#### Stated exercise:
In the account of the Kitchener Road fire, where did Margaret Gardner hold the presentation ceremony?

#### Source document:
I was asked to make a formal complaint to the police about how they had responded to one young man, Rich Cottee, living in the HMO. He was an ex-prisoner who had been housed away from all his friends and family and had nowhere to go. He’d walked the streets until the manager in an all-night McDonalds, on seeing Rich shaking with shock, had taken pity on him and given him a free coffee. Rich went back to his burned out home but the police had very little sympathy for him. Neighbours gave him breakfast the next day. He was eventually given emergency housing by Ipswich Borough Council three days later. When I put in a formal complaint to the police I got no response.
The neighbours on Kitchener Road were so proud of Paul, John and Sky that they banded together and bought beautifully engraved glass plaques thanking them for their bravery. Margaret Gardner organised a presentation ceremony at Norbridge Social Club on Saturday 23rd July. The Club gave them a room for free. I was asked to say a few words and present the awards. I was also asked to contact the press because the residents wanted recognition for the ‘heroes of the fire’. Paul Geater from Ipswich Star came to the event and took photos. The story was published the next day.
BBC Radio Suffolk organised to meet us a few days later on Wednesday 27th July. By that time the mood among residents had started to shift from celebrating the heroes of the fire, to blaming the police for not doing sufficient investigations after receiving numerous complaints from neighbours. We’d been told that police had followed all procedures and the evidence hadn’t reached the threshold required for a forced entry. Paul Casabona said it was the police’s duty to find evidence, which I had to agree with. At that interview I raised the point that if they had followed all procedures laid down then the procedures weren’t good enough. The interview was held on the pavement opposite the badly fire damaged houses. The coverage was aired at 7am the following morning, 28th July, on BBC Radio Suffolk.

#### Information shown:
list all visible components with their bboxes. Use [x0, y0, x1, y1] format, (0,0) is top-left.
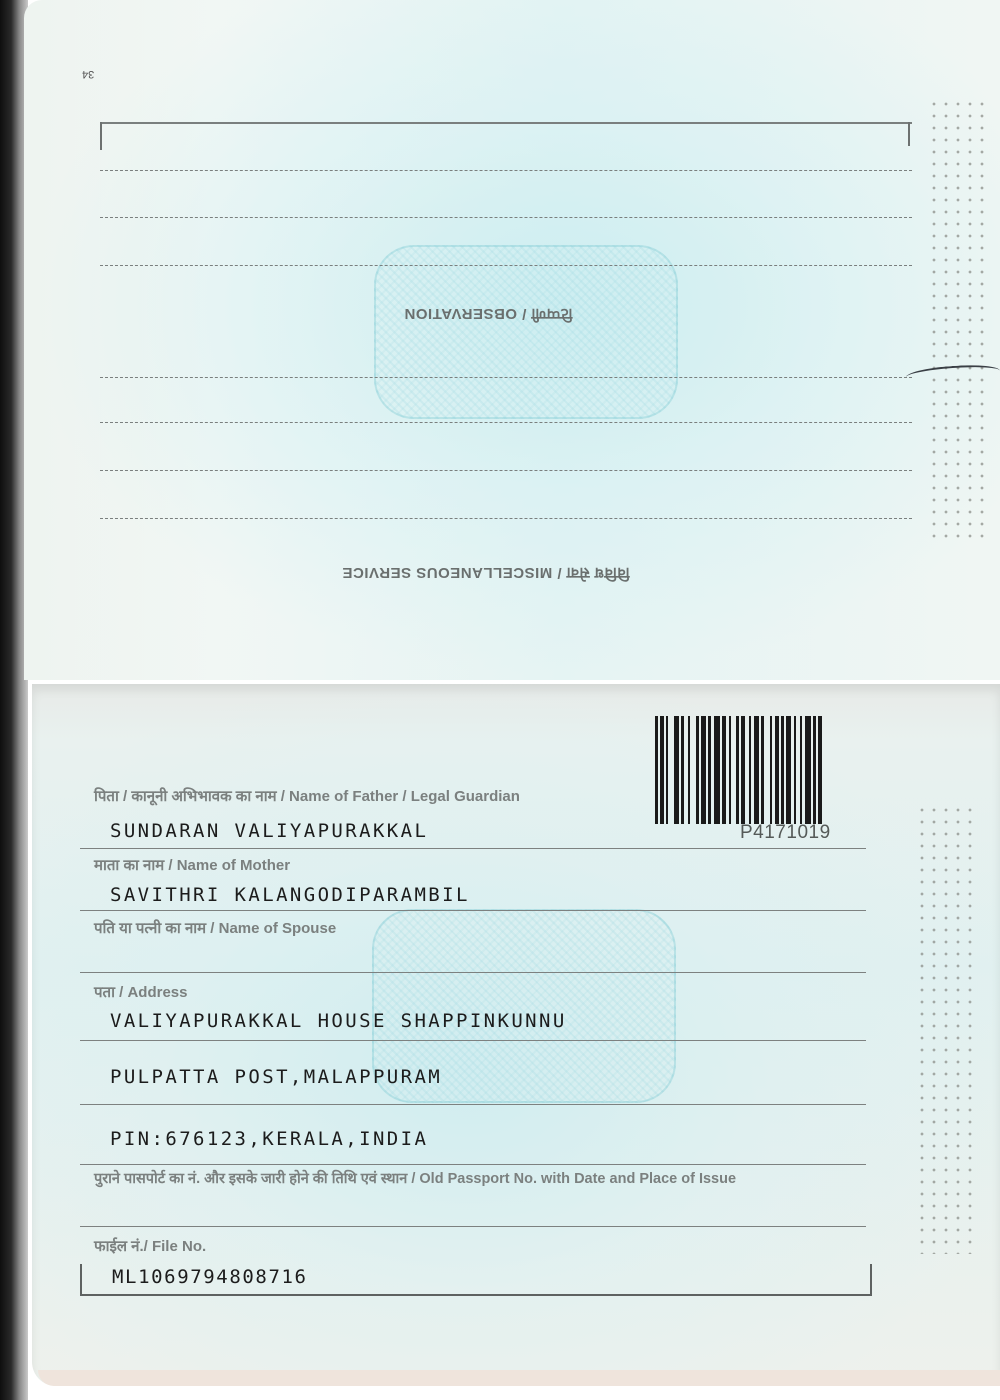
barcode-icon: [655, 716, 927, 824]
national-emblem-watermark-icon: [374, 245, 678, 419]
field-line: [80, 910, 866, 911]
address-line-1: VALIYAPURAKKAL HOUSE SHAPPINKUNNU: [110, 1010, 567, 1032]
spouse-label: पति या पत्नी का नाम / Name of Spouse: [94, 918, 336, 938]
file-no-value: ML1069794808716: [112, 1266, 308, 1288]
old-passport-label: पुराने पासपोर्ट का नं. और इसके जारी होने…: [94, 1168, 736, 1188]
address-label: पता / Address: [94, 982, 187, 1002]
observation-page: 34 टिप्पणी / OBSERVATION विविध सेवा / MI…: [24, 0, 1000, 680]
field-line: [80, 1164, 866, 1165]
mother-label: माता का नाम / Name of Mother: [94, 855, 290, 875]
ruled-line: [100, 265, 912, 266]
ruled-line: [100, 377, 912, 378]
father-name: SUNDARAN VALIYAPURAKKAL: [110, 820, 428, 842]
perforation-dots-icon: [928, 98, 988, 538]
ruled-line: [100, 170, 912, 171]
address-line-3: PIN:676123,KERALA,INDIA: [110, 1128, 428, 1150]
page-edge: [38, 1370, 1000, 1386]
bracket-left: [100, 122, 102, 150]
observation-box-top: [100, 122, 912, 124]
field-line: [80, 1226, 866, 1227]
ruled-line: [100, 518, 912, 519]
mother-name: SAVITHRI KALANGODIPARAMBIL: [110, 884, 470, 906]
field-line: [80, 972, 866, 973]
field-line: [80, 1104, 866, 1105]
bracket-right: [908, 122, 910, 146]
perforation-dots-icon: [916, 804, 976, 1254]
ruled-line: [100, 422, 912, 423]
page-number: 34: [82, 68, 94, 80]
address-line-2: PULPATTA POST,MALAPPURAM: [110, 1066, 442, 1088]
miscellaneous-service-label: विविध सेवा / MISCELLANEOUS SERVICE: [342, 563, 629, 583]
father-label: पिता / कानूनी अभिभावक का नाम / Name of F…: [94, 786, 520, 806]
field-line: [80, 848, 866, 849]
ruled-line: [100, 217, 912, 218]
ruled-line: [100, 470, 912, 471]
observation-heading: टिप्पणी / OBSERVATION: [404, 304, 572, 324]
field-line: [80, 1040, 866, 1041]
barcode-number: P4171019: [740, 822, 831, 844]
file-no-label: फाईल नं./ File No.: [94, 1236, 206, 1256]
...
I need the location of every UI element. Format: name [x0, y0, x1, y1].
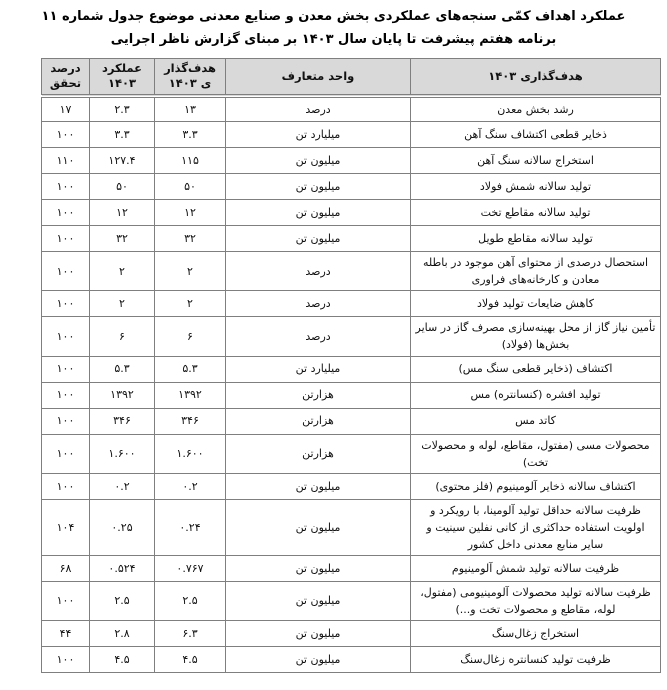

#### Solution for this exercise:
Norbridge Social Club